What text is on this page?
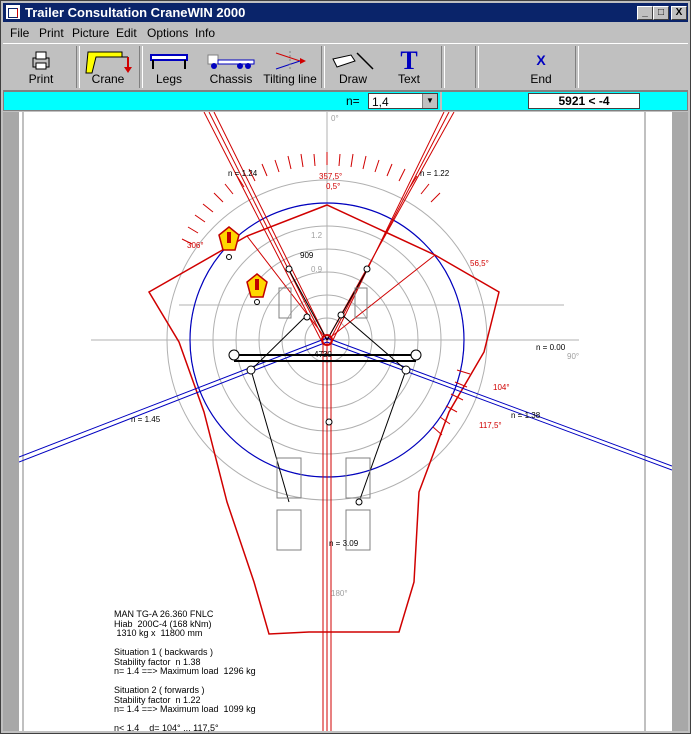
Trailer Consultation CraneWIN 2000	_	□	X
File Print Picture Edit Options Info
Print	Crane	Legs	Chassis Tilting line	Draw
T
Text
X
End
n= 1,4	▼	5921 < -4
0°
90°
180°
n = 1.24	n = 1.22
n = 0.00
n = 1.45	n = 1.38
n = 3.09
357,5°
0,5°
306°
56,5°
104°
117,5°
909
4730
1.2
0.9
MAN TG-A 26.360 FNLC
Hiab  200C-4 (168 kNm)
1310 kg x  11800 mm

Situation 1 ( backwards )
Stability factor  n 1.38
n= 1.4 ==> Maximum load  1296 kg

Situation 2 ( forwards )
Stability factor  n 1.22
n= 1.4 ==> Maximum load  1099 kg

n< 1.4    d= 104° ... 117,5°
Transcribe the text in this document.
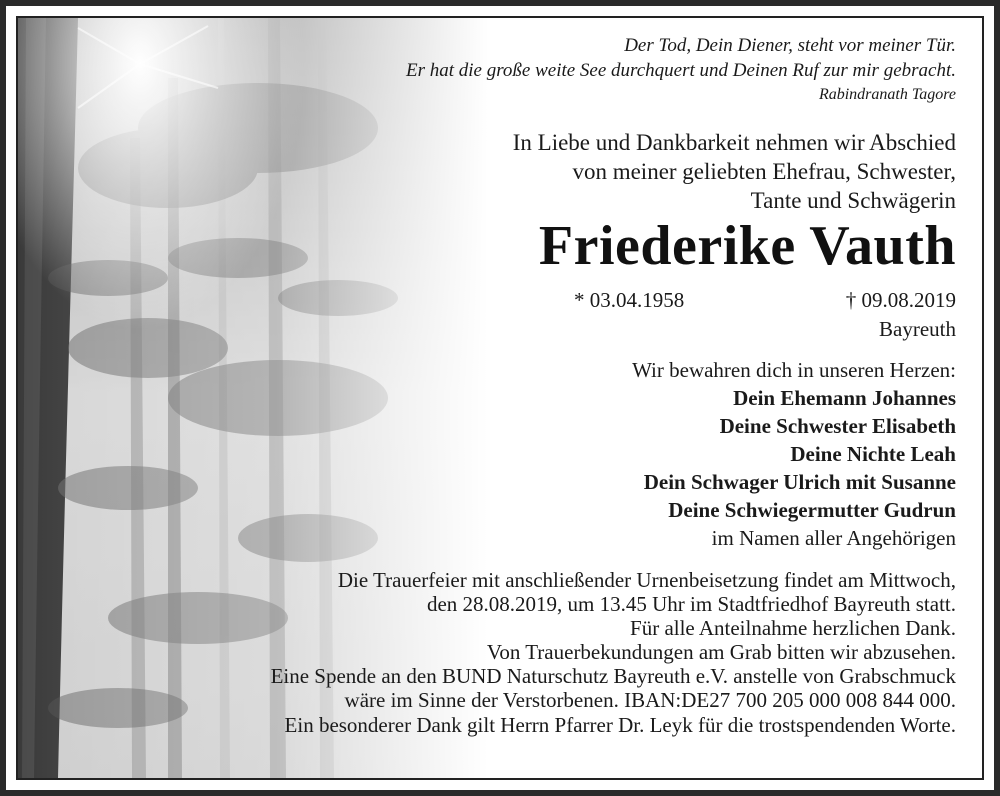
Der Tod, Dein Diener, steht vor meiner Tür.
Er hat die große weite See durchquert und Deinen Ruf zur mir gebracht.
Rabindranath Tagore
In Liebe und Dankbarkeit nehmen wir Abschied
von meiner geliebten Ehefrau, Schwester,
Tante und Schwägerin
Friederike Vauth
* 03.04.1958	† 09.08.2019
Bayreuth
Wir bewahren dich in unseren Herzen:
Dein Ehemann Johannes
Deine Schwester Elisabeth
Deine Nichte Leah
Dein Schwager Ulrich mit Susanne
Deine Schwiegermutter Gudrun
im Namen aller Angehörigen
Die Trauerfeier mit anschließender Urnenbeisetzung findet am Mittwoch,
den 28.08.2019, um 13.45 Uhr im Stadtfriedhof Bayreuth statt.
Für alle Anteilnahme herzlichen Dank.
Von Trauerbekundungen am Grab bitten wir abzusehen.
Eine Spende an den BUND Naturschutz Bayreuth e.V. anstelle von Grabschmuck
wäre im Sinne der Verstorbenen. IBAN:DE27 700 205 000 008 844 000.
Ein besonderer Dank gilt Herrn Pfarrer Dr. Leyk für die trostspendenden Worte.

#### What to work on
Each record must be quoted in full and exactly. Do not include the pictures.

#### Task solution
What text is on this page?
Trailer Consultation CraneWIN 2000	_	□	X
File Print Picture Edit Options Info
Print	Crane	Legs	Chassis Tilting line	Draw
T
Text
X
End
n= 1,4	▼	5921 < -4
0°
90°
180°
n = 1.24	n = 1.22
n = 0.00
n = 1.45	n = 1.38
n = 3.09
357,5°
0,5°
306°
56,5°
104°
117,5°
909
4730
1.2
0.9
MAN TG-A 26.360 FNLC
Hiab  200C-4 (168 kNm)
1310 kg x  11800 mm

Situation 1 ( backwards )
Stability factor  n 1.38
n= 1.4 ==> Maximum load  1296 kg

Situation 2 ( forwards )
Stability factor  n 1.22
n= 1.4 ==> Maximum load  1099 kg

n< 1.4    d= 104° ... 117,5°
Transcribe the text in this document.
Der Tod, Dein Diener, steht vor meiner Tür.
Er hat die große weite See durchquert und Deinen Ruf zur mir gebracht.
Rabindranath Tagore
In Liebe und Dankbarkeit nehmen wir Abschied
von meiner geliebten Ehefrau, Schwester,
Tante und Schwägerin
Friederike Vauth
* 03.04.1958	† 09.08.2019
Bayreuth
Wir bewahren dich in unseren Herzen:
Dein Ehemann Johannes
Deine Schwester Elisabeth
Deine Nichte Leah
Dein Schwager Ulrich mit Susanne
Deine Schwiegermutter Gudrun
im Namen aller Angehörigen
Die Trauerfeier mit anschließender Urnenbeisetzung findet am Mittwoch,
den 28.08.2019, um 13.45 Uhr im Stadtfriedhof Bayreuth statt.
Für alle Anteilnahme herzlichen Dank.
Von Trauerbekundungen am Grab bitten wir abzusehen.
Eine Spende an den BUND Naturschutz Bayreuth e.V. anstelle von Grabschmuck
wäre im Sinne der Verstorbenen. IBAN:DE27 700 205 000 008 844 000.
Ein besonderer Dank gilt Herrn Pfarrer Dr. Leyk für die trostspendenden Worte.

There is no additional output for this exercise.